▶ Task to complete
Reproduce the records exactly.
··· Records
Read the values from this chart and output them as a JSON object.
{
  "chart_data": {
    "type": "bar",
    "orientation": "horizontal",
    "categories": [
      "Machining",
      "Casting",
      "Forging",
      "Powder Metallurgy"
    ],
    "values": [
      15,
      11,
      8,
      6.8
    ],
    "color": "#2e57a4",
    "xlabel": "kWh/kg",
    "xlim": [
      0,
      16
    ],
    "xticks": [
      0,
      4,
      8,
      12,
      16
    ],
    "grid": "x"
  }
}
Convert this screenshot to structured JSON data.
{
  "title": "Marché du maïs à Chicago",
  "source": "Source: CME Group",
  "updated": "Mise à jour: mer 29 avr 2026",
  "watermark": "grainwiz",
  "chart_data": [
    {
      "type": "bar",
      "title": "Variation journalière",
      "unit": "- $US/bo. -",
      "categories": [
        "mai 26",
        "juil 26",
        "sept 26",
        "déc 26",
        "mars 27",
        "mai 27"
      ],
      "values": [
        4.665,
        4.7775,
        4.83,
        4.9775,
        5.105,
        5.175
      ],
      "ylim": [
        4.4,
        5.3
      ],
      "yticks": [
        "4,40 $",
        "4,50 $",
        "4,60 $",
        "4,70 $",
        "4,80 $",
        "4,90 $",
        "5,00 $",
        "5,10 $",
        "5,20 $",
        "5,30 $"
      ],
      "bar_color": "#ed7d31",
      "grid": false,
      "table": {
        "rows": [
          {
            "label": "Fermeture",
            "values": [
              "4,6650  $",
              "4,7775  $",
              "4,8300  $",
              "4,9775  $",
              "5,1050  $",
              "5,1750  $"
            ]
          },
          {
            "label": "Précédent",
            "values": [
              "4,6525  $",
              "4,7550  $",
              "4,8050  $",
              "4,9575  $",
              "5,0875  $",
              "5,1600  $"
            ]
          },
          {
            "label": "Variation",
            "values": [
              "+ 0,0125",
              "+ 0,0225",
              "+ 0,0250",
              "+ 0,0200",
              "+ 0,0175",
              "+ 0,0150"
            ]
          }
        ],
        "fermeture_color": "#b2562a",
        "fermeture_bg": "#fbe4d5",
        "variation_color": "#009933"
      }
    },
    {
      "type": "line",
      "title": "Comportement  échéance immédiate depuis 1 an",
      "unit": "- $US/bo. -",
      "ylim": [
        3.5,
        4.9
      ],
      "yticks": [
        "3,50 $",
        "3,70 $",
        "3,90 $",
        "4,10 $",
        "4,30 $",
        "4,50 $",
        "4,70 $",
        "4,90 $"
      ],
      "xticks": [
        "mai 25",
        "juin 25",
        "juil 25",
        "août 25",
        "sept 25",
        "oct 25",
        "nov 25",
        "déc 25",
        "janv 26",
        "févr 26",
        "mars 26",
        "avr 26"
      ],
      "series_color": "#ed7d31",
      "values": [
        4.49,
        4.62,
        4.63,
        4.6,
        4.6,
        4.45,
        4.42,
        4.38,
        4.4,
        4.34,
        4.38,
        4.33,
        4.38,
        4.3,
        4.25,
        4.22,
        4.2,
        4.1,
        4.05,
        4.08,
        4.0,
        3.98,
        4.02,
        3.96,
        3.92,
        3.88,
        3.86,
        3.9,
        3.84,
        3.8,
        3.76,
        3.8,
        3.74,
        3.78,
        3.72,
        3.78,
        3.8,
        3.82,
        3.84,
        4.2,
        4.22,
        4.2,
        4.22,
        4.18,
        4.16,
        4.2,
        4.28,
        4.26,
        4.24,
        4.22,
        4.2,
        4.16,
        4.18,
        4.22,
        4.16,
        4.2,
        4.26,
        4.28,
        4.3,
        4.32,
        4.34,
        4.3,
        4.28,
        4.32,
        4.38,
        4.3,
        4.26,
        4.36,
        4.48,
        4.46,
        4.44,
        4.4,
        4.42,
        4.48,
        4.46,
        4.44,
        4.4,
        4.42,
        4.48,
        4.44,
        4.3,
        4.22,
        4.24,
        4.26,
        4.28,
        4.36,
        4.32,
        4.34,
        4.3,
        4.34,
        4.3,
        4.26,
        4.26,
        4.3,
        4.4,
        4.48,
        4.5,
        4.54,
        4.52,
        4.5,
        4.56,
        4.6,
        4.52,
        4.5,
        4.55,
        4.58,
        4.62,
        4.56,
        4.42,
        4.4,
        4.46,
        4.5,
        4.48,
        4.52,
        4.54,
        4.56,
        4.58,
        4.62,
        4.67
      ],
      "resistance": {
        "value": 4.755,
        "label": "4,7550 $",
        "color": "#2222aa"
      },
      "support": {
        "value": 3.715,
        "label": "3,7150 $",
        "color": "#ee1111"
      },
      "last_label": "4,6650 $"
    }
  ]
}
······
▶ Exercise solution
Read the values from this chart and output them as a JSON object.
{
  "chart_data": {
    "type": "bar",
    "orientation": "horizontal",
    "categories": [
      "Machining",
      "Casting",
      "Forging",
      "Powder Metallurgy"
    ],
    "values": [
      15,
      11,
      8,
      6.8
    ],
    "color": "#2e57a4",
    "xlabel": "kWh/kg",
    "xlim": [
      0,
      16
    ],
    "xticks": [
      0,
      4,
      8,
      12,
      16
    ],
    "grid": "x"
  }
}
Convert this screenshot to structured JSON data.
{
  "title": "Marché du maïs à Chicago",
  "source": "Source: CME Group",
  "updated": "Mise à jour: mer 29 avr 2026",
  "watermark": "grainwiz",
  "chart_data": [
    {
      "type": "bar",
      "title": "Variation journalière",
      "unit": "- $US/bo. -",
      "categories": [
        "mai 26",
        "juil 26",
        "sept 26",
        "déc 26",
        "mars 27",
        "mai 27"
      ],
      "values": [
        4.665,
        4.7775,
        4.83,
        4.9775,
        5.105,
        5.175
      ],
      "ylim": [
        4.4,
        5.3
      ],
      "yticks": [
        "4,40 $",
        "4,50 $",
        "4,60 $",
        "4,70 $",
        "4,80 $",
        "4,90 $",
        "5,00 $",
        "5,10 $",
        "5,20 $",
        "5,30 $"
      ],
      "bar_color": "#ed7d31",
      "grid": false,
      "table": {
        "rows": [
          {
            "label": "Fermeture",
            "values": [
              "4,6650  $",
              "4,7775  $",
              "4,8300  $",
              "4,9775  $",
              "5,1050  $",
              "5,1750  $"
            ]
          },
          {
            "label": "Précédent",
            "values": [
              "4,6525  $",
              "4,7550  $",
              "4,8050  $",
              "4,9575  $",
              "5,0875  $",
              "5,1600  $"
            ]
          },
          {
            "label": "Variation",
            "values": [
              "+ 0,0125",
              "+ 0,0225",
              "+ 0,0250",
              "+ 0,0200",
              "+ 0,0175",
              "+ 0,0150"
            ]
          }
        ],
        "fermeture_color": "#b2562a",
        "fermeture_bg": "#fbe4d5",
        "variation_color": "#009933"
      }
    },
    {
      "type": "line",
      "title": "Comportement  échéance immédiate depuis 1 an",
      "unit": "- $US/bo. -",
      "ylim": [
        3.5,
        4.9
      ],
      "yticks": [
        "3,50 $",
        "3,70 $",
        "3,90 $",
        "4,10 $",
        "4,30 $",
        "4,50 $",
        "4,70 $",
        "4,90 $"
      ],
      "xticks": [
        "mai 25",
        "juin 25",
        "juil 25",
        "août 25",
        "sept 25",
        "oct 25",
        "nov 25",
        "déc 25",
        "janv 26",
        "févr 26",
        "mars 26",
        "avr 26"
      ],
      "series_color": "#ed7d31",
      "values": [
        4.49,
        4.62,
        4.63,
        4.6,
        4.6,
        4.45,
        4.42,
        4.38,
        4.4,
        4.34,
        4.38,
        4.33,
        4.38,
        4.3,
        4.25,
        4.22,
        4.2,
        4.1,
        4.05,
        4.08,
        4.0,
        3.98,
        4.02,
        3.96,
        3.92,
        3.88,
        3.86,
        3.9,
        3.84,
        3.8,
        3.76,
        3.8,
        3.74,
        3.78,
        3.72,
        3.78,
        3.8,
        3.82,
        3.84,
        4.2,
        4.22,
        4.2,
        4.22,
        4.18,
        4.16,
        4.2,
        4.28,
        4.26,
        4.24,
        4.22,
        4.2,
        4.16,
        4.18,
        4.22,
        4.16,
        4.2,
        4.26,
        4.28,
        4.3,
        4.32,
        4.34,
        4.3,
        4.28,
        4.32,
        4.38,
        4.3,
        4.26,
        4.36,
        4.48,
        4.46,
        4.44,
        4.4,
        4.42,
        4.48,
        4.46,
        4.44,
        4.4,
        4.42,
        4.48,
        4.44,
        4.3,
        4.22,
        4.24,
        4.26,
        4.28,
        4.36,
        4.32,
        4.34,
        4.3,
        4.34,
        4.3,
        4.26,
        4.26,
        4.3,
        4.4,
        4.48,
        4.5,
        4.54,
        4.52,
        4.5,
        4.56,
        4.6,
        4.52,
        4.5,
        4.55,
        4.58,
        4.62,
        4.56,
        4.42,
        4.4,
        4.46,
        4.5,
        4.48,
        4.52,
        4.54,
        4.56,
        4.58,
        4.62,
        4.67
      ],
      "resistance": {
        "value": 4.755,
        "label": "4,7550 $",
        "color": "#2222aa"
      },
      "support": {
        "value": 3.715,
        "label": "3,7150 $",
        "color": "#ee1111"
      },
      "last_label": "4,6650 $"
    }
  ]
}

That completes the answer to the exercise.